* **Aim of the task**
Repeat the listing word for word. No pictures belong in the copy.

* **Entries shown**

^^^^

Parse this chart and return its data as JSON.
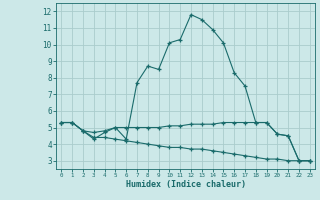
{
  "bg_color": "#cce8e8",
  "grid_color": "#aacccc",
  "line_color": "#1a6b6b",
  "xlabel": "Humidex (Indice chaleur)",
  "xlim": [
    -0.5,
    23.5
  ],
  "ylim": [
    2.5,
    12.5
  ],
  "xticks": [
    0,
    1,
    2,
    3,
    4,
    5,
    6,
    7,
    8,
    9,
    10,
    11,
    12,
    13,
    14,
    15,
    16,
    17,
    18,
    19,
    20,
    21,
    22,
    23
  ],
  "yticks": [
    3,
    4,
    5,
    6,
    7,
    8,
    9,
    10,
    11,
    12
  ],
  "line1_x": [
    0,
    1,
    2,
    3,
    4,
    5,
    6,
    7,
    8,
    9,
    10,
    11,
    12,
    13,
    14,
    15,
    16,
    17,
    18,
    19,
    20,
    21,
    22,
    23
  ],
  "line1_y": [
    5.3,
    5.3,
    4.8,
    4.3,
    4.7,
    5.0,
    4.3,
    7.7,
    8.7,
    8.5,
    10.1,
    10.3,
    11.8,
    11.5,
    10.9,
    10.1,
    8.3,
    7.5,
    5.3,
    5.3,
    4.6,
    4.5,
    3.0,
    3.0
  ],
  "line2_x": [
    0,
    1,
    2,
    3,
    4,
    5,
    6,
    7,
    8,
    9,
    10,
    11,
    12,
    13,
    14,
    15,
    16,
    17,
    18,
    19,
    20,
    21,
    22,
    23
  ],
  "line2_y": [
    5.3,
    5.3,
    4.8,
    4.7,
    4.8,
    5.0,
    5.0,
    5.0,
    5.0,
    5.0,
    5.1,
    5.1,
    5.2,
    5.2,
    5.2,
    5.3,
    5.3,
    5.3,
    5.3,
    5.3,
    4.6,
    4.5,
    3.0,
    3.0
  ],
  "line3_x": [
    0,
    1,
    2,
    3,
    4,
    5,
    6,
    7,
    8,
    9,
    10,
    11,
    12,
    13,
    14,
    15,
    16,
    17,
    18,
    19,
    20,
    21,
    22,
    23
  ],
  "line3_y": [
    5.3,
    5.3,
    4.8,
    4.4,
    4.4,
    4.3,
    4.2,
    4.1,
    4.0,
    3.9,
    3.8,
    3.8,
    3.7,
    3.7,
    3.6,
    3.5,
    3.4,
    3.3,
    3.2,
    3.1,
    3.1,
    3.0,
    3.0,
    3.0
  ]
}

^^^^

* **Final answer**
Parse this chart and return its data as JSON.
{
  "bg_color": "#cce8e8",
  "grid_color": "#aacccc",
  "line_color": "#1a6b6b",
  "xlabel": "Humidex (Indice chaleur)",
  "xlim": [
    -0.5,
    23.5
  ],
  "ylim": [
    2.5,
    12.5
  ],
  "xticks": [
    0,
    1,
    2,
    3,
    4,
    5,
    6,
    7,
    8,
    9,
    10,
    11,
    12,
    13,
    14,
    15,
    16,
    17,
    18,
    19,
    20,
    21,
    22,
    23
  ],
  "yticks": [
    3,
    4,
    5,
    6,
    7,
    8,
    9,
    10,
    11,
    12
  ],
  "line1_x": [
    0,
    1,
    2,
    3,
    4,
    5,
    6,
    7,
    8,
    9,
    10,
    11,
    12,
    13,
    14,
    15,
    16,
    17,
    18,
    19,
    20,
    21,
    22,
    23
  ],
  "line1_y": [
    5.3,
    5.3,
    4.8,
    4.3,
    4.7,
    5.0,
    4.3,
    7.7,
    8.7,
    8.5,
    10.1,
    10.3,
    11.8,
    11.5,
    10.9,
    10.1,
    8.3,
    7.5,
    5.3,
    5.3,
    4.6,
    4.5,
    3.0,
    3.0
  ],
  "line2_x": [
    0,
    1,
    2,
    3,
    4,
    5,
    6,
    7,
    8,
    9,
    10,
    11,
    12,
    13,
    14,
    15,
    16,
    17,
    18,
    19,
    20,
    21,
    22,
    23
  ],
  "line2_y": [
    5.3,
    5.3,
    4.8,
    4.7,
    4.8,
    5.0,
    5.0,
    5.0,
    5.0,
    5.0,
    5.1,
    5.1,
    5.2,
    5.2,
    5.2,
    5.3,
    5.3,
    5.3,
    5.3,
    5.3,
    4.6,
    4.5,
    3.0,
    3.0
  ],
  "line3_x": [
    0,
    1,
    2,
    3,
    4,
    5,
    6,
    7,
    8,
    9,
    10,
    11,
    12,
    13,
    14,
    15,
    16,
    17,
    18,
    19,
    20,
    21,
    22,
    23
  ],
  "line3_y": [
    5.3,
    5.3,
    4.8,
    4.4,
    4.4,
    4.3,
    4.2,
    4.1,
    4.0,
    3.9,
    3.8,
    3.8,
    3.7,
    3.7,
    3.6,
    3.5,
    3.4,
    3.3,
    3.2,
    3.1,
    3.1,
    3.0,
    3.0,
    3.0
  ]
}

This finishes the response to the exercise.